▶ _TASK TO CARRY OUT_
Reproduce the records below in full and without edits, omitting images.
### DATASET EXTRACT
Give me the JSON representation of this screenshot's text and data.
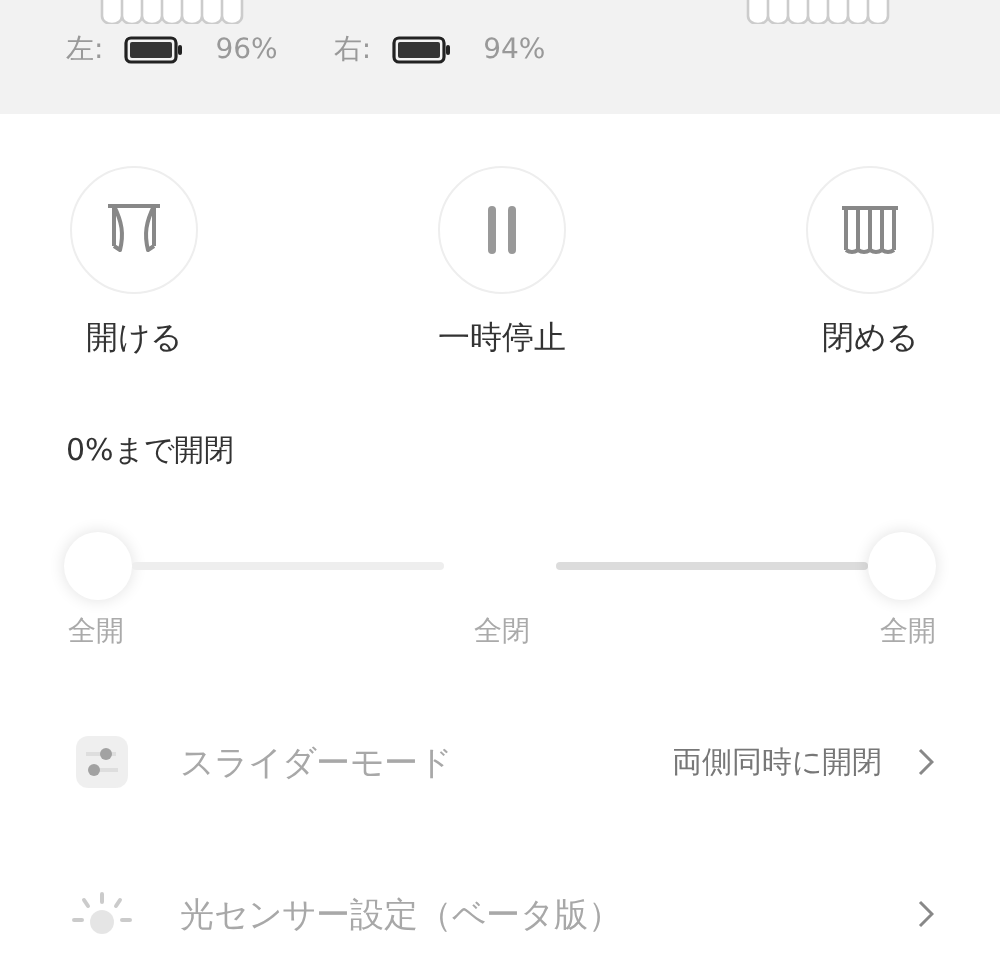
{
  "battery": [
    {
      "side": "左:",
      "percent": "96%"
    },
    {
      "side": "右:",
      "percent": "94%"
    }
  ],
  "controls": [
    {
      "kind": "open",
      "label": "開ける"
    },
    {
      "kind": "pause",
      "label": "一時停止"
    },
    {
      "kind": "close",
      "label": "閉める"
    }
  ],
  "position_title": "0%まで開閉",
  "slider_labels": [
    "全開",
    "全閉",
    "全開"
  ],
  "settings": [
    {
      "kind": "slider",
      "title": "スライダーモード",
      "value": "両側同時に開閉",
      "disabled": true
    },
    {
      "kind": "light",
      "title": "光センサー設定（ベータ版）",
      "disabled": true
    }
  ]
}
######
▶ _RIGHT ANSWER_
Give me the JSON representation of this screenshot's text and data.
{
  "battery": [
    {
      "side": "左:",
      "percent": "96%"
    },
    {
      "side": "右:",
      "percent": "94%"
    }
  ],
  "controls": [
    {
      "kind": "open",
      "label": "開ける"
    },
    {
      "kind": "pause",
      "label": "一時停止"
    },
    {
      "kind": "close",
      "label": "閉める"
    }
  ],
  "position_title": "0%まで開閉",
  "slider_labels": [
    "全開",
    "全閉",
    "全開"
  ],
  "settings": [
    {
      "kind": "slider",
      "title": "スライダーモード",
      "value": "両側同時に開閉",
      "disabled": true
    },
    {
      "kind": "light",
      "title": "光センサー設定（ベータ版）",
      "disabled": true
    }
  ]
}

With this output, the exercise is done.